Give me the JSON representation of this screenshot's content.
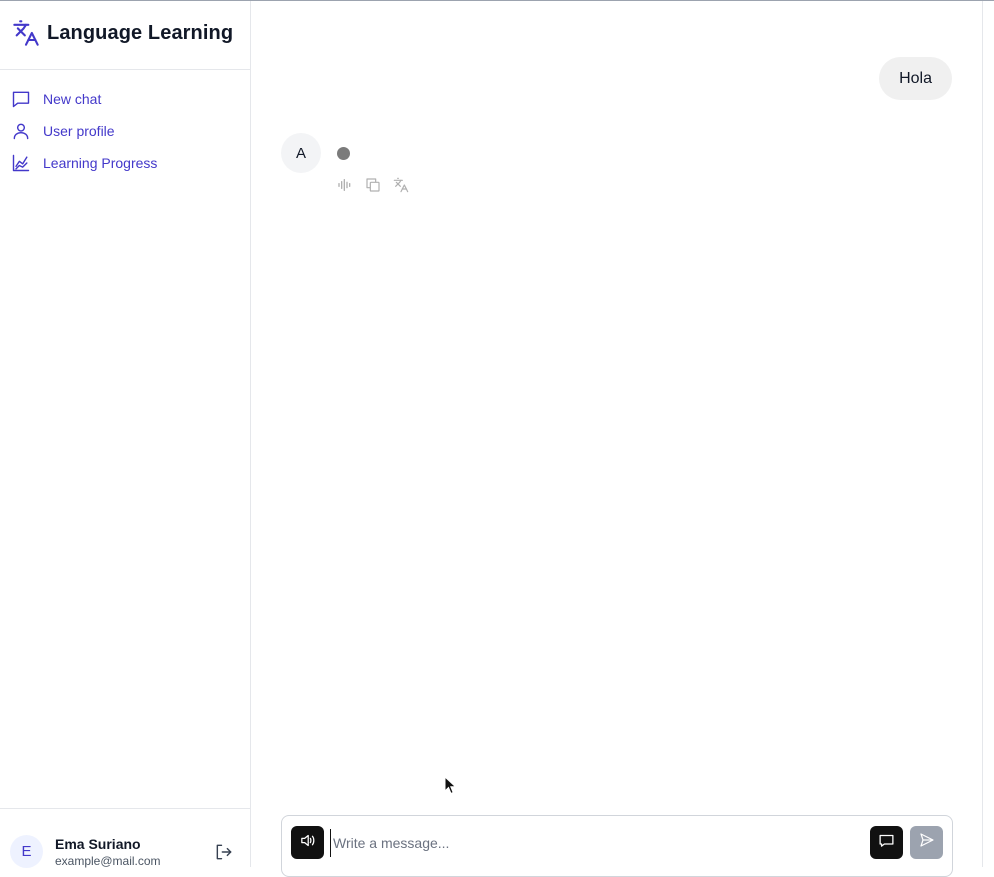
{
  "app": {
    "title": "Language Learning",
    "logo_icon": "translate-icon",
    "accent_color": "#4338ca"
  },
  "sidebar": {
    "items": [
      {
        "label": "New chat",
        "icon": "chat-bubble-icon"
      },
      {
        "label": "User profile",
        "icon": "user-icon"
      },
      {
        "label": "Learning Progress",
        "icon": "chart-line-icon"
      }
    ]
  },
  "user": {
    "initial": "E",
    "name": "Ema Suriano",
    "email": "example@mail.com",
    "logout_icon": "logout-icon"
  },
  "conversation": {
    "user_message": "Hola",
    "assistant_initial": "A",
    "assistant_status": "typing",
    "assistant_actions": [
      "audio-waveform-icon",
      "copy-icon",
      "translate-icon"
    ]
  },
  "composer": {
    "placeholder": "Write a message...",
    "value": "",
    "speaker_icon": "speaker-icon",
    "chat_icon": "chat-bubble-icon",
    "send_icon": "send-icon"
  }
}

::::

> Problem description
Leave out the pictures and print each record exactly as it stands.

> Exercise output
Give me the JSON representation of this screenshot's content.
{
  "app": {
    "title": "Language Learning",
    "logo_icon": "translate-icon",
    "accent_color": "#4338ca"
  },
  "sidebar": {
    "items": [
      {
        "label": "New chat",
        "icon": "chat-bubble-icon"
      },
      {
        "label": "User profile",
        "icon": "user-icon"
      },
      {
        "label": "Learning Progress",
        "icon": "chart-line-icon"
      }
    ]
  },
  "user": {
    "initial": "E",
    "name": "Ema Suriano",
    "email": "example@mail.com",
    "logout_icon": "logout-icon"
  },
  "conversation": {
    "user_message": "Hola",
    "assistant_initial": "A",
    "assistant_status": "typing",
    "assistant_actions": [
      "audio-waveform-icon",
      "copy-icon",
      "translate-icon"
    ]
  },
  "composer": {
    "placeholder": "Write a message...",
    "value": "",
    "speaker_icon": "speaker-icon",
    "chat_icon": "chat-bubble-icon",
    "send_icon": "send-icon"
  }
}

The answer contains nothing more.